Short exercise
Could you copy every line from the material below in which "再列出分布列" appears?

[Data records]
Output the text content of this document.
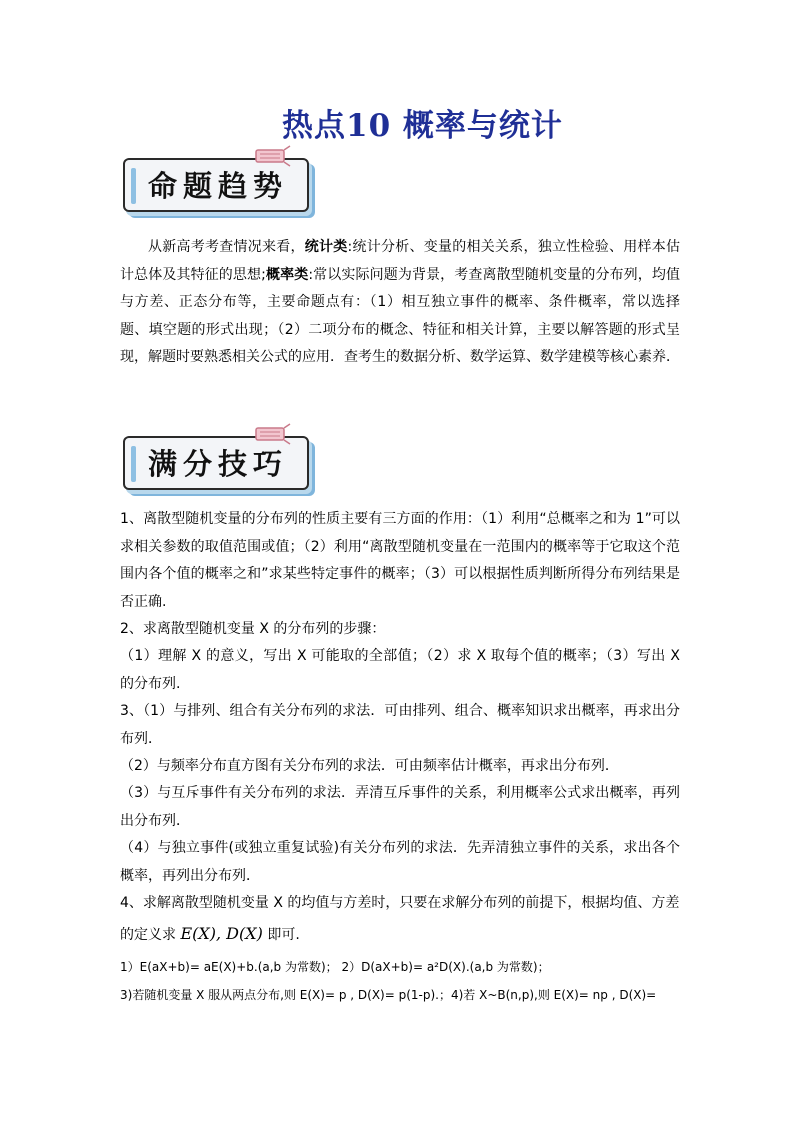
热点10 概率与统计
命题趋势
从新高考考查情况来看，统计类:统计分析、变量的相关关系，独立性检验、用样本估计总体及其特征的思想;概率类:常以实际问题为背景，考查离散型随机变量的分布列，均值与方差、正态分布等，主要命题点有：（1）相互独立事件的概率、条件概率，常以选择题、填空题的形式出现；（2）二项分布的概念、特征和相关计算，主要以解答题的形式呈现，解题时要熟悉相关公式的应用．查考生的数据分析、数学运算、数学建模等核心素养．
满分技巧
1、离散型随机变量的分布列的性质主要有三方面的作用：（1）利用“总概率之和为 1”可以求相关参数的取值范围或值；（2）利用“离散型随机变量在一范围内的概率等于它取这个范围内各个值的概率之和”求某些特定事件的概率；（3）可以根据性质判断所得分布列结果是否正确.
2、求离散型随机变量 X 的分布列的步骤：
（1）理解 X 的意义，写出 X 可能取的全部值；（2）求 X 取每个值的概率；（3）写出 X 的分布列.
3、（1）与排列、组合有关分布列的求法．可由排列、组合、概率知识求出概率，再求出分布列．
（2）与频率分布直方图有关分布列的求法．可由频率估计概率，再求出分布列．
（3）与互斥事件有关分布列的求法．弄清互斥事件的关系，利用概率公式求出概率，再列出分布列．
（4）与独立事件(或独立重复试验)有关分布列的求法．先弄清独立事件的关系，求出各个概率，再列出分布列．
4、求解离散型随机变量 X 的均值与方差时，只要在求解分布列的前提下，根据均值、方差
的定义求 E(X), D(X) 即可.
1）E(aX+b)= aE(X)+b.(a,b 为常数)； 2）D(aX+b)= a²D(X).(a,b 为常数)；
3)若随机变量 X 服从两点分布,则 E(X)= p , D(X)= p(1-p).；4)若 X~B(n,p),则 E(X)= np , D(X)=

Full answer
（3）与互斥事件有关分布列的求法．弄清互斥事件的关系，利用概率公式求出概率，再列出分布列．
（4）与独立事件(或独立重复试验)有关分布列的求法．先弄清独立事件的关系，求出各个概率，再列出分布列．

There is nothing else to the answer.